▶ **Exercise description**
What is the number of lines containing the string "color"? Answer with the number only.

▶ **Records for this exercise**

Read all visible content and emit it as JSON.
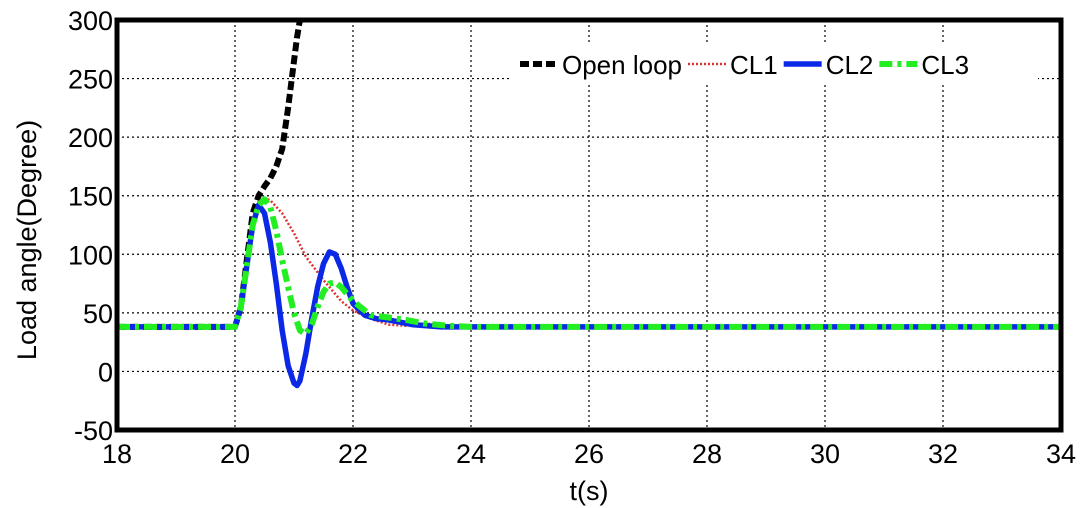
{
  "chart_data": {
    "type": "line",
    "title": "",
    "xlabel": "t(s)",
    "ylabel": "Load angle(Degree)",
    "xlim": [
      18,
      34
    ],
    "ylim": [
      -50,
      300
    ],
    "xticks": [
      18,
      20,
      22,
      24,
      26,
      28,
      30,
      32,
      34
    ],
    "yticks": [
      -50,
      0,
      50,
      100,
      150,
      200,
      250,
      300
    ],
    "grid": true,
    "legend_position": "top-right",
    "series": [
      {
        "name": "Open loop",
        "color": "#000000",
        "style": "dashed",
        "x": [
          18,
          19,
          20,
          20.1,
          20.2,
          20.3,
          20.4,
          20.5,
          20.6,
          20.7,
          20.8,
          20.9,
          21.0,
          21.05,
          21.1
        ],
        "y": [
          38,
          38,
          38,
          55,
          95,
          135,
          150,
          158,
          165,
          175,
          190,
          225,
          265,
          285,
          300
        ]
      },
      {
        "name": "CL1",
        "color": "#e03030",
        "style": "dotted",
        "x": [
          18,
          19,
          20,
          20.1,
          20.2,
          20.3,
          20.4,
          20.5,
          20.6,
          20.8,
          21.0,
          21.2,
          21.5,
          21.8,
          22.0,
          22.3,
          22.6,
          22.9,
          23.2,
          23.6,
          24,
          26,
          28,
          30,
          32,
          34
        ],
        "y": [
          38,
          38,
          38,
          55,
          95,
          130,
          145,
          148,
          146,
          135,
          118,
          98,
          78,
          60,
          52,
          45,
          40,
          39,
          41,
          39,
          38,
          38,
          38,
          38,
          38,
          38
        ]
      },
      {
        "name": "CL2",
        "color": "#0a28e6",
        "style": "solid",
        "x": [
          18,
          19,
          20,
          20.1,
          20.2,
          20.3,
          20.4,
          20.5,
          20.6,
          20.7,
          20.8,
          20.9,
          21.0,
          21.05,
          21.1,
          21.2,
          21.3,
          21.4,
          21.5,
          21.6,
          21.7,
          21.8,
          21.9,
          22.0,
          22.2,
          22.4,
          22.6,
          22.8,
          23.0,
          23.5,
          24,
          26,
          28,
          30,
          32,
          34
        ],
        "y": [
          38,
          38,
          38,
          55,
          90,
          125,
          142,
          135,
          110,
          75,
          35,
          5,
          -10,
          -12,
          -8,
          15,
          45,
          72,
          92,
          102,
          100,
          88,
          72,
          58,
          48,
          45,
          44,
          42,
          40,
          38,
          38,
          38,
          38,
          38,
          38,
          38
        ]
      },
      {
        "name": "CL3",
        "color": "#22ee22",
        "style": "dashdot",
        "x": [
          18,
          19,
          20,
          20.1,
          20.2,
          20.3,
          20.4,
          20.5,
          20.6,
          20.7,
          20.8,
          20.9,
          21.0,
          21.1,
          21.2,
          21.3,
          21.4,
          21.5,
          21.6,
          21.7,
          21.8,
          22.0,
          22.3,
          22.6,
          22.9,
          23.2,
          23.6,
          24,
          26,
          28,
          30,
          32,
          34
        ],
        "y": [
          38,
          38,
          38,
          55,
          90,
          125,
          142,
          147,
          140,
          120,
          95,
          72,
          50,
          35,
          32,
          40,
          55,
          68,
          75,
          76,
          72,
          60,
          48,
          46,
          44,
          41,
          39,
          38,
          38,
          38,
          38,
          38,
          38
        ]
      }
    ]
  }
}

▶ **Result of this exercise**
4